Using the data beneath, show every line that includes the word "xlabel".

_RECORDS TO PROCESS_:
━━━
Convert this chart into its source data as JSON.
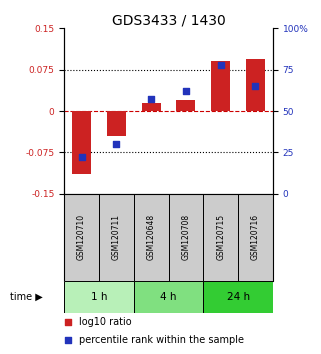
{
  "title": "GDS3433 / 1430",
  "samples": [
    "GSM120710",
    "GSM120711",
    "GSM120648",
    "GSM120708",
    "GSM120715",
    "GSM120716"
  ],
  "log10_ratio": [
    -0.115,
    -0.045,
    0.015,
    0.02,
    0.09,
    0.095
  ],
  "percentile_rank": [
    22,
    30,
    57,
    62,
    78,
    65
  ],
  "groups": [
    {
      "label": "1 h",
      "color": "#b8f0b8"
    },
    {
      "label": "4 h",
      "color": "#80e080"
    },
    {
      "label": "24 h",
      "color": "#33cc33"
    }
  ],
  "ylim_left": [
    -0.15,
    0.15
  ],
  "ylim_right": [
    0,
    100
  ],
  "yticks_left": [
    -0.15,
    -0.075,
    0,
    0.075,
    0.15
  ],
  "ytick_labels_left": [
    "-0.15",
    "-0.075",
    "0",
    "0.075",
    "0.15"
  ],
  "yticks_right": [
    0,
    25,
    50,
    75,
    100
  ],
  "ytick_labels_right": [
    "0",
    "25",
    "50",
    "75",
    "100%"
  ],
  "bar_color_red": "#cc2222",
  "bar_color_blue": "#2233bb",
  "hline_color": "#cc0000",
  "dotted_color": "#000000",
  "sample_box_color": "#cccccc",
  "bar_width": 0.55,
  "blue_square_size": 25
}
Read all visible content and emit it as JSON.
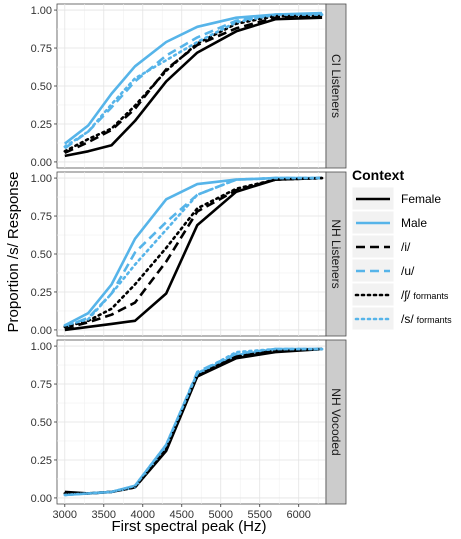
{
  "chart_data": {
    "type": "line",
    "xlabel": "First spectral peak (Hz)",
    "ylabel": "Proportion /s/ Response",
    "xlim": [
      2900,
      6350
    ],
    "ylim": [
      -0.04,
      1.04
    ],
    "x_ticks": [
      3000,
      3500,
      4000,
      4500,
      5000,
      5500,
      6000
    ],
    "y_ticks": [
      "0.00",
      "0.25",
      "0.50",
      "0.75",
      "1.00"
    ],
    "grid": true,
    "legend_position": "right",
    "legend": {
      "title": "Context",
      "items": [
        {
          "key": "female",
          "label": "Female",
          "suffix": "",
          "color": "#000000",
          "dash": "solid"
        },
        {
          "key": "male",
          "label": "Male",
          "suffix": "",
          "color": "#56B4E9",
          "dash": "solid"
        },
        {
          "key": "i",
          "label": "/i/",
          "suffix": "",
          "color": "#000000",
          "dash": "dashed"
        },
        {
          "key": "u",
          "label": "/u/",
          "suffix": "",
          "color": "#56B4E9",
          "dash": "dashed"
        },
        {
          "key": "sh_formants",
          "label": "/ʃ/",
          "suffix": "formants",
          "color": "#000000",
          "dash": "dotted"
        },
        {
          "key": "s_formants",
          "label": "/s/",
          "suffix": "formants",
          "color": "#56B4E9",
          "dash": "dotted"
        }
      ]
    },
    "x": [
      3000,
      3300,
      3600,
      3900,
      4300,
      4700,
      5200,
      5700,
      6300
    ],
    "panels": [
      {
        "strip": "CI Listeners",
        "series": [
          {
            "key": "female",
            "values": [
              0.04,
              0.07,
              0.11,
              0.27,
              0.53,
              0.72,
              0.86,
              0.94,
              0.95
            ]
          },
          {
            "key": "male",
            "values": [
              0.12,
              0.24,
              0.45,
              0.63,
              0.79,
              0.89,
              0.95,
              0.97,
              0.98
            ]
          },
          {
            "key": "i",
            "values": [
              0.06,
              0.13,
              0.21,
              0.35,
              0.61,
              0.77,
              0.88,
              0.95,
              0.96
            ]
          },
          {
            "key": "u",
            "values": [
              0.09,
              0.2,
              0.36,
              0.53,
              0.7,
              0.82,
              0.93,
              0.97,
              0.97
            ]
          },
          {
            "key": "sh_formants",
            "values": [
              0.07,
              0.15,
              0.22,
              0.37,
              0.6,
              0.78,
              0.91,
              0.96,
              0.96
            ]
          },
          {
            "key": "s_formants",
            "values": [
              0.1,
              0.2,
              0.38,
              0.55,
              0.67,
              0.79,
              0.92,
              0.97,
              0.97
            ]
          }
        ]
      },
      {
        "strip": "NH Listeners",
        "series": [
          {
            "key": "female",
            "values": [
              0.0,
              0.02,
              0.04,
              0.06,
              0.24,
              0.69,
              0.91,
              0.99,
              1.0
            ]
          },
          {
            "key": "male",
            "values": [
              0.03,
              0.11,
              0.3,
              0.6,
              0.86,
              0.96,
              0.99,
              1.0,
              1.0
            ]
          },
          {
            "key": "i",
            "values": [
              0.01,
              0.05,
              0.1,
              0.18,
              0.45,
              0.78,
              0.92,
              0.99,
              1.0
            ]
          },
          {
            "key": "u",
            "values": [
              0.02,
              0.08,
              0.24,
              0.51,
              0.71,
              0.89,
              0.99,
              1.0,
              1.0
            ]
          },
          {
            "key": "sh_formants",
            "values": [
              0.02,
              0.06,
              0.14,
              0.3,
              0.54,
              0.8,
              0.93,
              0.99,
              1.0
            ]
          },
          {
            "key": "s_formants",
            "values": [
              0.03,
              0.07,
              0.24,
              0.43,
              0.66,
              0.89,
              0.99,
              1.0,
              1.0
            ]
          }
        ]
      },
      {
        "strip": "NH Vocoded",
        "series": [
          {
            "key": "female",
            "values": [
              0.04,
              0.03,
              0.04,
              0.07,
              0.31,
              0.8,
              0.92,
              0.96,
              0.98
            ]
          },
          {
            "key": "male",
            "values": [
              0.02,
              0.03,
              0.04,
              0.08,
              0.35,
              0.82,
              0.94,
              0.98,
              0.98
            ]
          },
          {
            "key": "i",
            "values": [
              0.03,
              0.03,
              0.04,
              0.07,
              0.33,
              0.8,
              0.93,
              0.97,
              0.98
            ]
          },
          {
            "key": "u",
            "values": [
              0.02,
              0.03,
              0.04,
              0.07,
              0.34,
              0.83,
              0.95,
              0.98,
              0.98
            ]
          },
          {
            "key": "sh_formants",
            "values": [
              0.03,
              0.03,
              0.04,
              0.07,
              0.32,
              0.81,
              0.93,
              0.97,
              0.98
            ]
          },
          {
            "key": "s_formants",
            "values": [
              0.02,
              0.03,
              0.04,
              0.08,
              0.35,
              0.82,
              0.96,
              0.98,
              0.98
            ]
          }
        ]
      }
    ]
  }
}
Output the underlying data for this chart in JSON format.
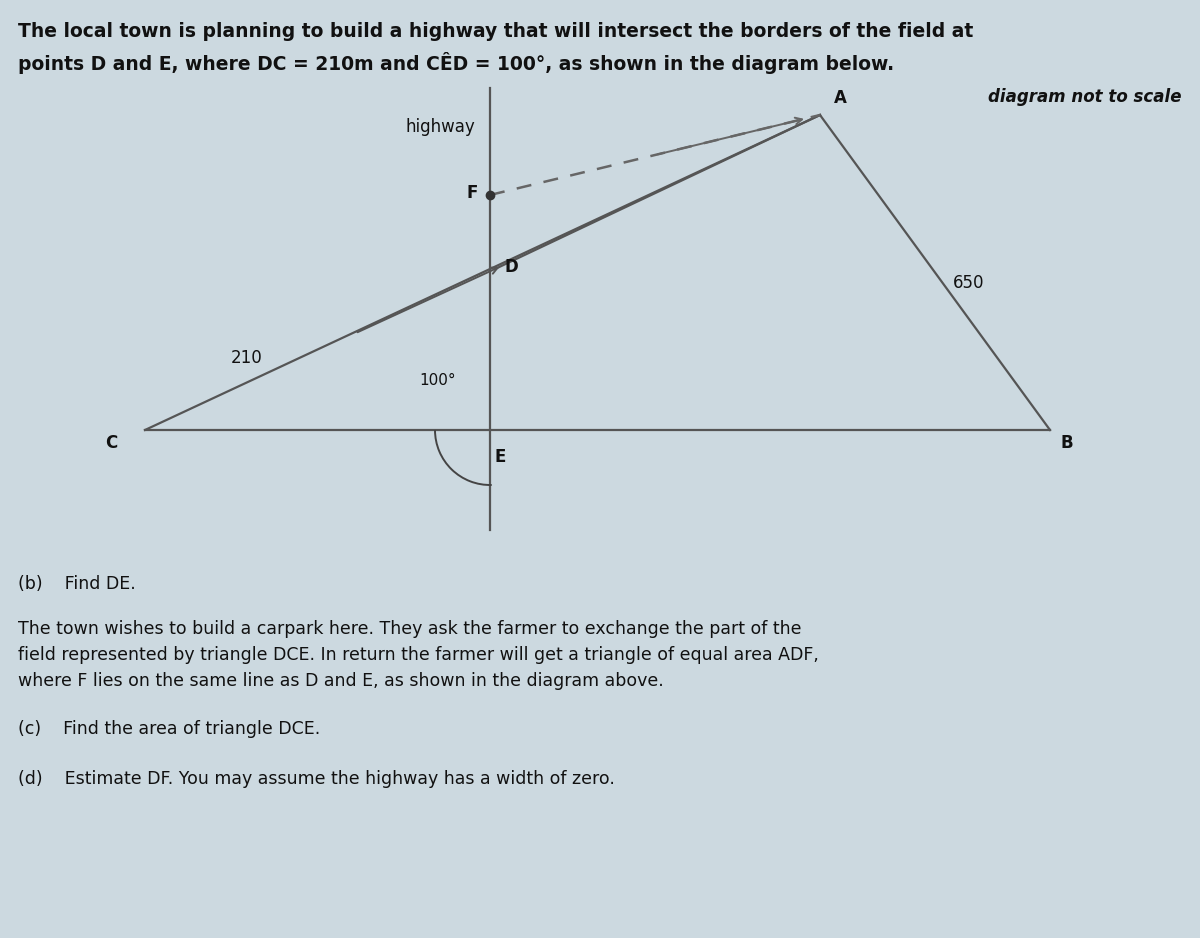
{
  "bg_color": "#ccd9e0",
  "title_line1": "The local town is planning to build a highway that will intersect the borders of the field at",
  "title_line2": "points D and E, where DC = 210m and CÊD = 100°, as shown in the diagram below.",
  "diagram_not_to_scale": "diagram not to scale",
  "highway_label": "highway",
  "label_210": "210",
  "label_100": "100°",
  "label_650": "650",
  "line_color": "#555555",
  "dashed_color": "#666666",
  "text_color": "#111111",
  "arc_color": "#444444",
  "part_b_label": "(b)    Find DE.",
  "part_c_label": "(c)    Find the area of triangle DCE.",
  "part_d_label": "(d)    Estimate DF. You may assume the highway has a width of zero.",
  "body_text1": "The town wishes to build a carpark here. They ask the farmer to exchange the part of the",
  "body_text2": "field represented by triangle DCE. In return the farmer will get a triangle of equal area ADF,",
  "body_text3": "where F lies on the same line as D and E, as shown in the diagram above.",
  "font_size_title": 13.5,
  "font_size_body": 12.5,
  "font_size_label": 12,
  "font_size_diagram_note": 12
}
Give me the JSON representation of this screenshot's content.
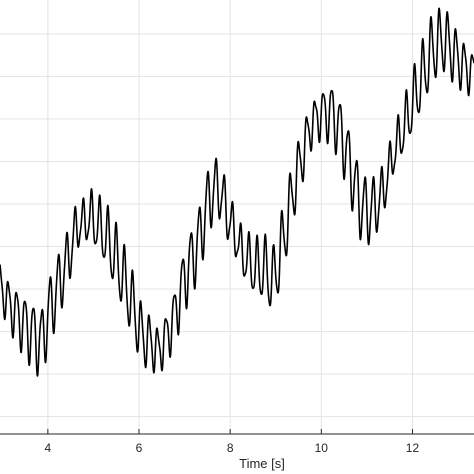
{
  "chart_data": {
    "type": "line",
    "title": "",
    "xlabel": "Time [s]",
    "ylabel": "",
    "xlim": [
      2.95,
      13.35
    ],
    "ylim": [
      0.0,
      1.0
    ],
    "grid": true,
    "x_ticks": [
      4,
      6,
      8,
      10,
      12
    ],
    "x_tick_labels": [
      "4",
      "6",
      "8",
      "10",
      "12"
    ],
    "y_grid": [
      0.04,
      0.138,
      0.236,
      0.334,
      0.432,
      0.53,
      0.628,
      0.726,
      0.824,
      0.922
    ],
    "series": [
      {
        "name": "",
        "color": "#000000",
        "oscillation_hz": 5.5,
        "points": [
          [
            2.95,
            0.34
          ],
          [
            3.2,
            0.29
          ],
          [
            3.5,
            0.25
          ],
          [
            3.85,
            0.21
          ],
          [
            4.05,
            0.29
          ],
          [
            4.4,
            0.39
          ],
          [
            4.65,
            0.48
          ],
          [
            4.95,
            0.5
          ],
          [
            5.25,
            0.46
          ],
          [
            5.55,
            0.39
          ],
          [
            5.85,
            0.3
          ],
          [
            6.05,
            0.23
          ],
          [
            6.45,
            0.19
          ],
          [
            6.75,
            0.26
          ],
          [
            7.0,
            0.36
          ],
          [
            7.3,
            0.44
          ],
          [
            7.55,
            0.55
          ],
          [
            7.75,
            0.57
          ],
          [
            7.9,
            0.52
          ],
          [
            8.1,
            0.46
          ],
          [
            8.3,
            0.41
          ],
          [
            8.55,
            0.38
          ],
          [
            8.75,
            0.38
          ],
          [
            8.95,
            0.35
          ],
          [
            9.15,
            0.44
          ],
          [
            9.4,
            0.57
          ],
          [
            9.6,
            0.65
          ],
          [
            9.8,
            0.72
          ],
          [
            10.05,
            0.74
          ],
          [
            10.25,
            0.74
          ],
          [
            10.45,
            0.69
          ],
          [
            10.65,
            0.61
          ],
          [
            10.85,
            0.53
          ],
          [
            11.05,
            0.51
          ],
          [
            11.3,
            0.54
          ],
          [
            11.6,
            0.65
          ],
          [
            11.9,
            0.73
          ],
          [
            12.2,
            0.82
          ],
          [
            12.45,
            0.89
          ],
          [
            12.7,
            0.91
          ],
          [
            12.95,
            0.87
          ],
          [
            13.2,
            0.84
          ],
          [
            13.35,
            0.83
          ]
        ]
      }
    ]
  }
}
━━━
_RESPONSE TO THE TASK_:
    "xlabel": "First spectral peak (Hz)",
    "xlabel": "Time [s]",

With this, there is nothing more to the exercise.